(Set tasks)
1. Extract the part of the forum thread on black-and-white film between "B&W film is" and "can be done.", inclusive.
2. Rewrite the entries from the first one through the line holding "data-point [556,169,566,179]", inclusive, replacing "data-point" with "point" and leaving everything else unchanged.

(Source extract)
-=-=-

# I decided to try black and white.... I think I'm in love.



## AFarhat (Sep 3, 2014)

I finally got a roll of black and white film developed. Just some random photos that I took to get use to my camera. I really like how some of them turned out, let me know what you think. 

1.



2.



3.



4.



5.



6.


----------



## limr (Sep 3, 2014)

For just playing around, they look pretty good! The kitty picture is a tiny bit out of focus, and the pup is a bit underexposed, but I really like them anyway, especially the shallow depth of field. Plus the cuteness!  Otherwise, my favorite one is #5. I like the gradation from light to dark and the dappled light in between. Nice comp.


----------



## AFarhat (Sep 3, 2014)

limr said:


> For just playing around, they look pretty good! The kitty picture is a tiny bit out of focus, and the pup is a bit underexposed, but I really like them anyway, especially the shallow depth of field. Plus the cuteness!  Otherwise, my favorite one is #5. I like the gradation from light to dark and the dappled light in between. Nice comp.




Thank you very much for the feedback.  I'm working on trying to get my exposure right, but with only having a film camera it really takes some practice.  My dang cat has been giving me a hard time and I keep missing the proper focus point cause he moves all the time.


----------



## snerd (Sep 3, 2014)

AFarhat said:


> Thank you very much for the feedback.  I'm working on trying to get my exposure right, but with only having a film camera it really takes some practice.  My dang cat has been giving me a hard time and I keep missing the proper focus point cause he moves all the time.



Good luck with the cat............ mine runs off as soon as she sees the camera!! Grrrrrr!!!!!!!!!!!


----------



## AFarhat (Sep 3, 2014)

snerd said:


> Good luck with the cat............ mine runs off as soon as she sees the camera!! Grrrrrr!!!!!!!!!!!



No kidding, right when I get the shot I want, he runs away! At least I know its not just me.


----------



## terri (Sep 3, 2014)

B&W film is kind of addictive, so we'll see you soon in the Film forum, asking how to develop your film at home for pennies.       It's very empowering to realize how cheaply it can be done.

You have some nice exposures up there!   Keep shooting.    Remember that filters are the friend of B&W film, especially outdoors.

-=-=-

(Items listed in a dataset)
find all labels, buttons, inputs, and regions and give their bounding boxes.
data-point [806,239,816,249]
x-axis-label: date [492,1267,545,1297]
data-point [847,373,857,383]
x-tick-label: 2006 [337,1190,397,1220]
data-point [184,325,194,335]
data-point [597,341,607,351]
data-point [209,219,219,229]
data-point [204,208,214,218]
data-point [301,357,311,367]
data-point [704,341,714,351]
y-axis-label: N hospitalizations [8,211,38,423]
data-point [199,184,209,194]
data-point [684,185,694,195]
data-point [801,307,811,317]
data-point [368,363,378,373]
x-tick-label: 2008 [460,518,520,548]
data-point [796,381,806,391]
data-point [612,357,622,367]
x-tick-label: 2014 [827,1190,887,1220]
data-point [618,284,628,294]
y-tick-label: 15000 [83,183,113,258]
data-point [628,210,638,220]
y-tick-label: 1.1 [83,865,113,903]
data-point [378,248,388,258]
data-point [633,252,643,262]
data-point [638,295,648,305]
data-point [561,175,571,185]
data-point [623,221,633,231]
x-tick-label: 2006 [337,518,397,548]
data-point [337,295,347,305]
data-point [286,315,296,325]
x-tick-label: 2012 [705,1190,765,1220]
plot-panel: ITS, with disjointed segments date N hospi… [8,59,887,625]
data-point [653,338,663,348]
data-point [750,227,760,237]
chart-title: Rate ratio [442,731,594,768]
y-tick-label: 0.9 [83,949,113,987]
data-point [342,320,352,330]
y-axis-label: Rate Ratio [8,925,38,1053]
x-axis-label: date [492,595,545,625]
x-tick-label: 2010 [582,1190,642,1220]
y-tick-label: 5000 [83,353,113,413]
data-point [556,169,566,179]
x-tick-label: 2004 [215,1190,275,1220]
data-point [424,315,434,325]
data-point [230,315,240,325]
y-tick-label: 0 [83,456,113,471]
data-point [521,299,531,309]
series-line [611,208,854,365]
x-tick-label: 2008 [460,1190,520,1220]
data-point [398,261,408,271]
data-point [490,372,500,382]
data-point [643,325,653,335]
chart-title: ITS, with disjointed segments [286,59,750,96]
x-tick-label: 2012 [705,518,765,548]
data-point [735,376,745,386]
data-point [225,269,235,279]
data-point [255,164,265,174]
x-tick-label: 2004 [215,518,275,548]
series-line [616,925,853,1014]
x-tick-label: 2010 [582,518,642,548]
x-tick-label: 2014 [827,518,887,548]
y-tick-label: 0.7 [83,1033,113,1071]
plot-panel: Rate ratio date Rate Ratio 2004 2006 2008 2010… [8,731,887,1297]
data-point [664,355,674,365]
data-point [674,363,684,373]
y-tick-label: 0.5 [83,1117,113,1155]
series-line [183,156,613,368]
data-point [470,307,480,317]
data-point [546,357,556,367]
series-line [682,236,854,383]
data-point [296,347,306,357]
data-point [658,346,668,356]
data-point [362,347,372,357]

-=-=-

(Exercise answers)
1.
B&W film is kind of addictive, so we'll see you soon in the Film forum, asking how to develop your film at home for pennies.       It's very empowering to realize how cheaply it can be done.

2.
find all labels, buttons, inputs, and regions and give their bounding boxes.
point [806,239,816,249]
x-axis-label: date [492,1267,545,1297]
point [847,373,857,383]
x-tick-label: 2006 [337,1190,397,1220]
point [184,325,194,335]
point [597,341,607,351]
point [209,219,219,229]
point [204,208,214,218]
point [301,357,311,367]
point [704,341,714,351]
y-axis-label: N hospitalizations [8,211,38,423]
point [199,184,209,194]
point [684,185,694,195]
point [801,307,811,317]
point [368,363,378,373]
x-tick-label: 2008 [460,518,520,548]
point [796,381,806,391]
point [612,357,622,367]
x-tick-label: 2014 [827,1190,887,1220]
point [618,284,628,294]
y-tick-label: 15000 [83,183,113,258]
point [628,210,638,220]
y-tick-label: 1.1 [83,865,113,903]
point [378,248,388,258]
point [633,252,643,262]
point [638,295,648,305]
point [561,175,571,185]
point [623,221,633,231]
x-tick-label: 2006 [337,518,397,548]
point [337,295,347,305]
point [286,315,296,325]
x-tick-label: 2012 [705,1190,765,1220]
plot-panel: ITS, with disjointed segments date N hospi… [8,59,887,625]
point [653,338,663,348]
point [750,227,760,237]
chart-title: Rate ratio [442,731,594,768]
y-tick-label: 0.9 [83,949,113,987]
point [342,320,352,330]
y-axis-label: Rate Ratio [8,925,38,1053]
x-axis-label: date [492,595,545,625]
x-tick-label: 2010 [582,1190,642,1220]
y-tick-label: 5000 [83,353,113,413]
point [556,169,566,179]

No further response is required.